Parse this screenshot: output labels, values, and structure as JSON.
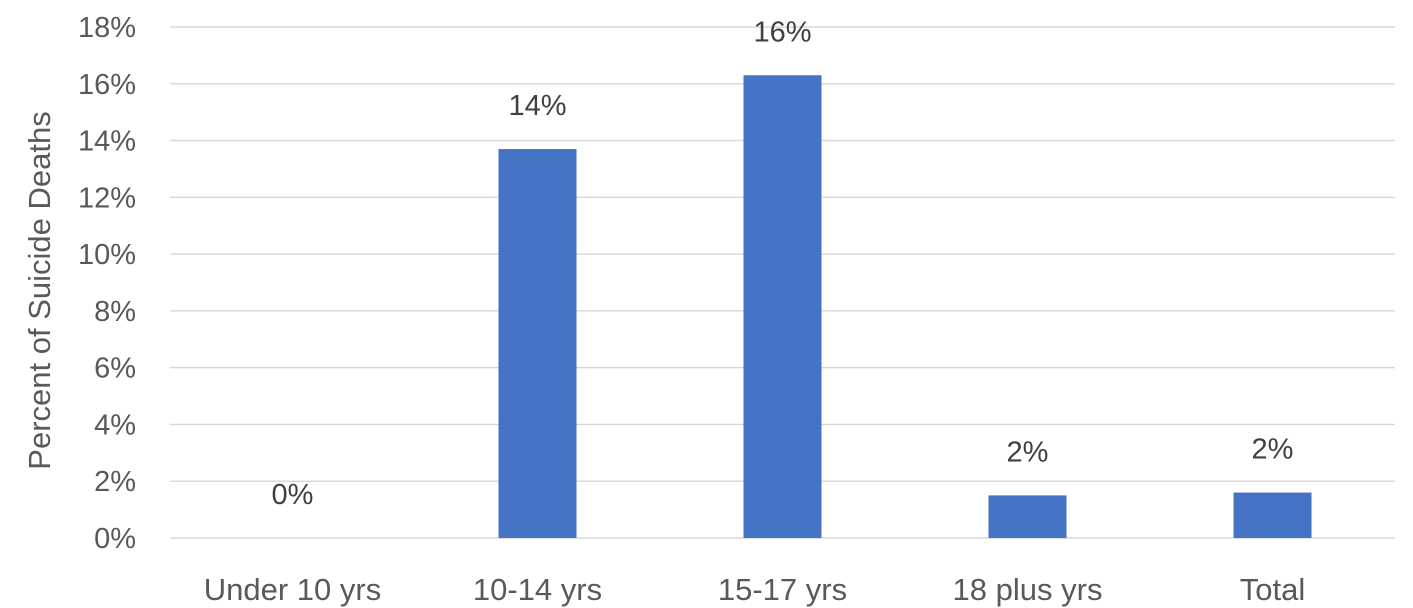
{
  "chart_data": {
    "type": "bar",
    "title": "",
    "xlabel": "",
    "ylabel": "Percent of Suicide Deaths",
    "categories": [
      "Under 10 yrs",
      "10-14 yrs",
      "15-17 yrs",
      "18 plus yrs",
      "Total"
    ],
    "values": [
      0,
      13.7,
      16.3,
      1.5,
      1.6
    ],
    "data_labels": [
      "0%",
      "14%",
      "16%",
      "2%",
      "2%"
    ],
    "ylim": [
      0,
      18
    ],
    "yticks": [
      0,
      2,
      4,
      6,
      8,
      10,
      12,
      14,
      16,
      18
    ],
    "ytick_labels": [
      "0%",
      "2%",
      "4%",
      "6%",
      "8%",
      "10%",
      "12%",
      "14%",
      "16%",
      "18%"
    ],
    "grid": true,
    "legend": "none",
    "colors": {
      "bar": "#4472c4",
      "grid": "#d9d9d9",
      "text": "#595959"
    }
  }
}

### Short exercise
Go through the entries above and output them exactly, without pictures.

### The completed task
Parse this screenshot: output labels, values, and structure as JSON.
{
  "chart_data": {
    "type": "bar",
    "title": "",
    "xlabel": "",
    "ylabel": "Percent of Suicide Deaths",
    "categories": [
      "Under 10 yrs",
      "10-14 yrs",
      "15-17 yrs",
      "18 plus yrs",
      "Total"
    ],
    "values": [
      0,
      13.7,
      16.3,
      1.5,
      1.6
    ],
    "data_labels": [
      "0%",
      "14%",
      "16%",
      "2%",
      "2%"
    ],
    "ylim": [
      0,
      18
    ],
    "yticks": [
      0,
      2,
      4,
      6,
      8,
      10,
      12,
      14,
      16,
      18
    ],
    "ytick_labels": [
      "0%",
      "2%",
      "4%",
      "6%",
      "8%",
      "10%",
      "12%",
      "14%",
      "16%",
      "18%"
    ],
    "grid": true,
    "legend": "none",
    "colors": {
      "bar": "#4472c4",
      "grid": "#d9d9d9",
      "text": "#595959"
    }
  }
}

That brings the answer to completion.